(Structured figure records)
+---+

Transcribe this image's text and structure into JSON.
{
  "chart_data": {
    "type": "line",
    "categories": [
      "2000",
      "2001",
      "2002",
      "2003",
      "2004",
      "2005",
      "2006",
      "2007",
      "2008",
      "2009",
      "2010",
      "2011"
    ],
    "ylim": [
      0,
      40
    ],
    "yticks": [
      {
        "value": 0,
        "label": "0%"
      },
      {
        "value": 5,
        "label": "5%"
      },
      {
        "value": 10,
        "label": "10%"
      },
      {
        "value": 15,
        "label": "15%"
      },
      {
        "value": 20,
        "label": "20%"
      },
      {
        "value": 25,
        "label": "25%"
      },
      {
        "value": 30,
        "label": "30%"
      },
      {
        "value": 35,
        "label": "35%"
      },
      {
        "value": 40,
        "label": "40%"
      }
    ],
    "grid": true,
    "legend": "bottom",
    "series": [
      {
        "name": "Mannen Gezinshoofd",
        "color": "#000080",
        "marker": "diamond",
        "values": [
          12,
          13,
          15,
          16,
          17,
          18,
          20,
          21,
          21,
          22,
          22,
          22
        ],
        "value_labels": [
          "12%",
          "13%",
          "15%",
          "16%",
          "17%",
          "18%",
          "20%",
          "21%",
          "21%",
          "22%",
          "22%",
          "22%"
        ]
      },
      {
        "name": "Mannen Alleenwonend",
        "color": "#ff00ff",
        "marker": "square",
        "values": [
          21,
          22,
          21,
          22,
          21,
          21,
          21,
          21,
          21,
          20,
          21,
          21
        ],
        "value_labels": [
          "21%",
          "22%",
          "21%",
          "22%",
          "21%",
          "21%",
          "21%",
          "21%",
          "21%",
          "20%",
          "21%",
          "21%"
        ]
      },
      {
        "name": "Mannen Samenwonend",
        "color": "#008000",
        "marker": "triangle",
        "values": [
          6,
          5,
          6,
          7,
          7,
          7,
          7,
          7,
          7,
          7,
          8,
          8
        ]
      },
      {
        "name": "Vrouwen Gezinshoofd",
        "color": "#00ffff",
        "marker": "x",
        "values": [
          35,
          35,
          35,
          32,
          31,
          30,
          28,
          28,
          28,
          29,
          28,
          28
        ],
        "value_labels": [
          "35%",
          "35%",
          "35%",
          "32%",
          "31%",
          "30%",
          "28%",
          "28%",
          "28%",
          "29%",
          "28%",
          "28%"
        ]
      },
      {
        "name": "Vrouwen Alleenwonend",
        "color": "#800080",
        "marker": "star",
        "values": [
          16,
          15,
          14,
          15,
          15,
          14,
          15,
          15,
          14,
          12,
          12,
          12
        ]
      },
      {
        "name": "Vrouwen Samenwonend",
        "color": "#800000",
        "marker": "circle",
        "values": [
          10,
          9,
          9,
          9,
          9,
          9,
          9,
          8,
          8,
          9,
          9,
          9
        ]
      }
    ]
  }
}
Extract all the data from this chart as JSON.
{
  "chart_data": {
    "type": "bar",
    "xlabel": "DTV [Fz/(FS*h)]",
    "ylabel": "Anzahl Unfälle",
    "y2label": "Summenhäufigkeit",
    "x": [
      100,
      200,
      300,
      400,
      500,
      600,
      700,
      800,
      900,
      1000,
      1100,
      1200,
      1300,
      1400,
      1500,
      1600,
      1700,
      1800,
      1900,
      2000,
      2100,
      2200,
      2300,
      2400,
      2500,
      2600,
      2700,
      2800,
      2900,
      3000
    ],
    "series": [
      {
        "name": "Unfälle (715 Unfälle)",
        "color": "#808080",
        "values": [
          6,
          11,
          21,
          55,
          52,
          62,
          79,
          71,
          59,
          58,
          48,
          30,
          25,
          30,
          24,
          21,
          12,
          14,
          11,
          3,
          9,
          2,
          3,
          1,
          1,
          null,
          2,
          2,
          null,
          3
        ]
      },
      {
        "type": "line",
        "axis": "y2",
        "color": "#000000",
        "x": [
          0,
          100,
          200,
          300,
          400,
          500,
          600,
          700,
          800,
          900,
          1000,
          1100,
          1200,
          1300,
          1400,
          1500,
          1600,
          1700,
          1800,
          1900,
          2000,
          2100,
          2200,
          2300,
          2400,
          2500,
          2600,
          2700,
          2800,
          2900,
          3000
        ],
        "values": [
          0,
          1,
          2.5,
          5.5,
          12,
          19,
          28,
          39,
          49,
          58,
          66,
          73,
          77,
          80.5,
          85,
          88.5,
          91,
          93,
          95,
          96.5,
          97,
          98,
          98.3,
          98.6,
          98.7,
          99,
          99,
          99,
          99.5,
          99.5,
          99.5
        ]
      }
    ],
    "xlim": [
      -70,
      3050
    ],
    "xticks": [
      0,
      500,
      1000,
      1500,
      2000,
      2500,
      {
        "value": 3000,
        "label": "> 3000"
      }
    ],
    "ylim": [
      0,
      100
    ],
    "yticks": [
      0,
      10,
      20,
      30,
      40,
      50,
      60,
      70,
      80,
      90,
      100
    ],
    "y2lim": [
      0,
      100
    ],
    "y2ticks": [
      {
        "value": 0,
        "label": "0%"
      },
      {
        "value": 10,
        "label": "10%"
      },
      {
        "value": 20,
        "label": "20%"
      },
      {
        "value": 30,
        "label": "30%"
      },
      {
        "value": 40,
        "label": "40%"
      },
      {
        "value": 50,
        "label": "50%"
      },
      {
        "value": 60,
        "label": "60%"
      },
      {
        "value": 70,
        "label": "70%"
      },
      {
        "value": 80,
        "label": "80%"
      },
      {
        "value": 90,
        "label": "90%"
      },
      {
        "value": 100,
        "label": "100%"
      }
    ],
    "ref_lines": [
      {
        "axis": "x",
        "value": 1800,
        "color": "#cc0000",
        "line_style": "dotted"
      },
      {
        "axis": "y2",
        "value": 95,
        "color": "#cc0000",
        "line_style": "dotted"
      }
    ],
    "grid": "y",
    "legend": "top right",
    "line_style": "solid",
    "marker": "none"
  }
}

+---+

_TASK DESCRIPTION_
Faithfully transcribe the whole of the data.

_ANSWER TO THE TASK_
Transcribe this image's text and structure into JSON.
{
  "chart_data": {
    "type": "line",
    "categories": [
      "2000",
      "2001",
      "2002",
      "2003",
      "2004",
      "2005",
      "2006",
      "2007",
      "2008",
      "2009",
      "2010",
      "2011"
    ],
    "ylim": [
      0,
      40
    ],
    "yticks": [
      {
        "value": 0,
        "label": "0%"
      },
      {
        "value": 5,
        "label": "5%"
      },
      {
        "value": 10,
        "label": "10%"
      },
      {
        "value": 15,
        "label": "15%"
      },
      {
        "value": 20,
        "label": "20%"
      },
      {
        "value": 25,
        "label": "25%"
      },
      {
        "value": 30,
        "label": "30%"
      },
      {
        "value": 35,
        "label": "35%"
      },
      {
        "value": 40,
        "label": "40%"
      }
    ],
    "grid": true,
    "legend": "bottom",
    "series": [
      {
        "name": "Mannen Gezinshoofd",
        "color": "#000080",
        "marker": "diamond",
        "values": [
          12,
          13,
          15,
          16,
          17,
          18,
          20,
          21,
          21,
          22,
          22,
          22
        ],
        "value_labels": [
          "12%",
          "13%",
          "15%",
          "16%",
          "17%",
          "18%",
          "20%",
          "21%",
          "21%",
          "22%",
          "22%",
          "22%"
        ]
      },
      {
        "name": "Mannen Alleenwonend",
        "color": "#ff00ff",
        "marker": "square",
        "values": [
          21,
          22,
          21,
          22,
          21,
          21,
          21,
          21,
          21,
          20,
          21,
          21
        ],
        "value_labels": [
          "21%",
          "22%",
          "21%",
          "22%",
          "21%",
          "21%",
          "21%",
          "21%",
          "21%",
          "20%",
          "21%",
          "21%"
        ]
      },
      {
        "name": "Mannen Samenwonend",
        "color": "#008000",
        "marker": "triangle",
        "values": [
          6,
          5,
          6,
          7,
          7,
          7,
          7,
          7,
          7,
          7,
          8,
          8
        ]
      },
      {
        "name": "Vrouwen Gezinshoofd",
        "color": "#00ffff",
        "marker": "x",
        "values": [
          35,
          35,
          35,
          32,
          31,
          30,
          28,
          28,
          28,
          29,
          28,
          28
        ],
        "value_labels": [
          "35%",
          "35%",
          "35%",
          "32%",
          "31%",
          "30%",
          "28%",
          "28%",
          "28%",
          "29%",
          "28%",
          "28%"
        ]
      },
      {
        "name": "Vrouwen Alleenwonend",
        "color": "#800080",
        "marker": "star",
        "values": [
          16,
          15,
          14,
          15,
          15,
          14,
          15,
          15,
          14,
          12,
          12,
          12
        ]
      },
      {
        "name": "Vrouwen Samenwonend",
        "color": "#800000",
        "marker": "circle",
        "values": [
          10,
          9,
          9,
          9,
          9,
          9,
          9,
          8,
          8,
          9,
          9,
          9
        ]
      }
    ]
  }
}
Extract all the data from this chart as JSON.
{
  "chart_data": {
    "type": "bar",
    "xlabel": "DTV [Fz/(FS*h)]",
    "ylabel": "Anzahl Unfälle",
    "y2label": "Summenhäufigkeit",
    "x": [
      100,
      200,
      300,
      400,
      500,
      600,
      700,
      800,
      900,
      1000,
      1100,
      1200,
      1300,
      1400,
      1500,
      1600,
      1700,
      1800,
      1900,
      2000,
      2100,
      2200,
      2300,
      2400,
      2500,
      2600,
      2700,
      2800,
      2900,
      3000
    ],
    "series": [
      {
        "name": "Unfälle (715 Unfälle)",
        "color": "#808080",
        "values": [
          6,
          11,
          21,
          55,
          52,
          62,
          79,
          71,
          59,
          58,
          48,
          30,
          25,
          30,
          24,
          21,
          12,
          14,
          11,
          3,
          9,
          2,
          3,
          1,
          1,
          null,
          2,
          2,
          null,
          3
        ]
      },
      {
        "type": "line",
        "axis": "y2",
        "color": "#000000",
        "x": [
          0,
          100,
          200,
          300,
          400,
          500,
          600,
          700,
          800,
          900,
          1000,
          1100,
          1200,
          1300,
          1400,
          1500,
          1600,
          1700,
          1800,
          1900,
          2000,
          2100,
          2200,
          2300,
          2400,
          2500,
          2600,
          2700,
          2800,
          2900,
          3000
        ],
        "values": [
          0,
          1,
          2.5,
          5.5,
          12,
          19,
          28,
          39,
          49,
          58,
          66,
          73,
          77,
          80.5,
          85,
          88.5,
          91,
          93,
          95,
          96.5,
          97,
          98,
          98.3,
          98.6,
          98.7,
          99,
          99,
          99,
          99.5,
          99.5,
          99.5
        ]
      }
    ],
    "xlim": [
      -70,
      3050
    ],
    "xticks": [
      0,
      500,
      1000,
      1500,
      2000,
      2500,
      {
        "value": 3000,
        "label": "> 3000"
      }
    ],
    "ylim": [
      0,
      100
    ],
    "yticks": [
      0,
      10,
      20,
      30,
      40,
      50,
      60,
      70,
      80,
      90,
      100
    ],
    "y2lim": [
      0,
      100
    ],
    "y2ticks": [
      {
        "value": 0,
        "label": "0%"
      },
      {
        "value": 10,
        "label": "10%"
      },
      {
        "value": 20,
        "label": "20%"
      },
      {
        "value": 30,
        "label": "30%"
      },
      {
        "value": 40,
        "label": "40%"
      },
      {
        "value": 50,
        "label": "50%"
      },
      {
        "value": 60,
        "label": "60%"
      },
      {
        "value": 70,
        "label": "70%"
      },
      {
        "value": 80,
        "label": "80%"
      },
      {
        "value": 90,
        "label": "90%"
      },
      {
        "value": 100,
        "label": "100%"
      }
    ],
    "ref_lines": [
      {
        "axis": "x",
        "value": 1800,
        "color": "#cc0000",
        "line_style": "dotted"
      },
      {
        "axis": "y2",
        "value": 95,
        "color": "#cc0000",
        "line_style": "dotted"
      }
    ],
    "grid": "y",
    "legend": "top right",
    "line_style": "solid",
    "marker": "none"
  }
}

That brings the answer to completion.